[BEGIN Data lines]

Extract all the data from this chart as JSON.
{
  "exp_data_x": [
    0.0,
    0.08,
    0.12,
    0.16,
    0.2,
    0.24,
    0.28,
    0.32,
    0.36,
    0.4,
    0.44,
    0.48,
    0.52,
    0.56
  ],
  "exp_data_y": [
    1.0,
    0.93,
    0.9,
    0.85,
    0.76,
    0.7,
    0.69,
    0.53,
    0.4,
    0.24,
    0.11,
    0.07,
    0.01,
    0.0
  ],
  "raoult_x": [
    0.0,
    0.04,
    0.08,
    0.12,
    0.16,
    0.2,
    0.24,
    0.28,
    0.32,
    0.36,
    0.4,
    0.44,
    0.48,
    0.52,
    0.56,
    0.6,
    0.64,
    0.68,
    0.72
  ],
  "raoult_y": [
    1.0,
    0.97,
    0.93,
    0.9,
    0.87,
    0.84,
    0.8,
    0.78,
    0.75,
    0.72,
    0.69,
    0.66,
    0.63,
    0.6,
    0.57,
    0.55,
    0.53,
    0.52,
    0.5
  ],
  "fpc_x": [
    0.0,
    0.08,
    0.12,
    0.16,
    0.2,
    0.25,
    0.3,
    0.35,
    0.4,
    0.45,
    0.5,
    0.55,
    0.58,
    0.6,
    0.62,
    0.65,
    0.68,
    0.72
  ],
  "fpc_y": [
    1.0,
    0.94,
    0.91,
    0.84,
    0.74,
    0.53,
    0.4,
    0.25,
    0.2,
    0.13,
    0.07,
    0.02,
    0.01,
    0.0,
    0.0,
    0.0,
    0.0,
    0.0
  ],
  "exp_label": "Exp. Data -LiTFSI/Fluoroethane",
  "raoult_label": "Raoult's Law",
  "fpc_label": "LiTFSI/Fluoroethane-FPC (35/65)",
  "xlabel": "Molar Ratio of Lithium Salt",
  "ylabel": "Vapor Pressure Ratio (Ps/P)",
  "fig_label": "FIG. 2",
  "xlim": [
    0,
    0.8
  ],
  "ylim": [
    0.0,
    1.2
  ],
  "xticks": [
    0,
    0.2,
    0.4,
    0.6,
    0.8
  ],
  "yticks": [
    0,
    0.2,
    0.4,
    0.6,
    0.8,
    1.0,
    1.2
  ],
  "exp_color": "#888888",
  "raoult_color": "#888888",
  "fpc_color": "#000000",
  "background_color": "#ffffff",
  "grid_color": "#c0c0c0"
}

[END Data lines]

Goal:
Reproduce the material above exactly; please quote every line of it.

Correct output:
Extract all the data from this chart as JSON.
{
  "exp_data_x": [
    0.0,
    0.08,
    0.12,
    0.16,
    0.2,
    0.24,
    0.28,
    0.32,
    0.36,
    0.4,
    0.44,
    0.48,
    0.52,
    0.56
  ],
  "exp_data_y": [
    1.0,
    0.93,
    0.9,
    0.85,
    0.76,
    0.7,
    0.69,
    0.53,
    0.4,
    0.24,
    0.11,
    0.07,
    0.01,
    0.0
  ],
  "raoult_x": [
    0.0,
    0.04,
    0.08,
    0.12,
    0.16,
    0.2,
    0.24,
    0.28,
    0.32,
    0.36,
    0.4,
    0.44,
    0.48,
    0.52,
    0.56,
    0.6,
    0.64,
    0.68,
    0.72
  ],
  "raoult_y": [
    1.0,
    0.97,
    0.93,
    0.9,
    0.87,
    0.84,
    0.8,
    0.78,
    0.75,
    0.72,
    0.69,
    0.66,
    0.63,
    0.6,
    0.57,
    0.55,
    0.53,
    0.52,
    0.5
  ],
  "fpc_x": [
    0.0,
    0.08,
    0.12,
    0.16,
    0.2,
    0.25,
    0.3,
    0.35,
    0.4,
    0.45,
    0.5,
    0.55,
    0.58,
    0.6,
    0.62,
    0.65,
    0.68,
    0.72
  ],
  "fpc_y": [
    1.0,
    0.94,
    0.91,
    0.84,
    0.74,
    0.53,
    0.4,
    0.25,
    0.2,
    0.13,
    0.07,
    0.02,
    0.01,
    0.0,
    0.0,
    0.0,
    0.0,
    0.0
  ],
  "exp_label": "Exp. Data -LiTFSI/Fluoroethane",
  "raoult_label": "Raoult's Law",
  "fpc_label": "LiTFSI/Fluoroethane-FPC (35/65)",
  "xlabel": "Molar Ratio of Lithium Salt",
  "ylabel": "Vapor Pressure Ratio (Ps/P)",
  "fig_label": "FIG. 2",
  "xlim": [
    0,
    0.8
  ],
  "ylim": [
    0.0,
    1.2
  ],
  "xticks": [
    0,
    0.2,
    0.4,
    0.6,
    0.8
  ],
  "yticks": [
    0,
    0.2,
    0.4,
    0.6,
    0.8,
    1.0,
    1.2
  ],
  "exp_color": "#888888",
  "raoult_color": "#888888",
  "fpc_color": "#000000",
  "background_color": "#ffffff",
  "grid_color": "#c0c0c0"
}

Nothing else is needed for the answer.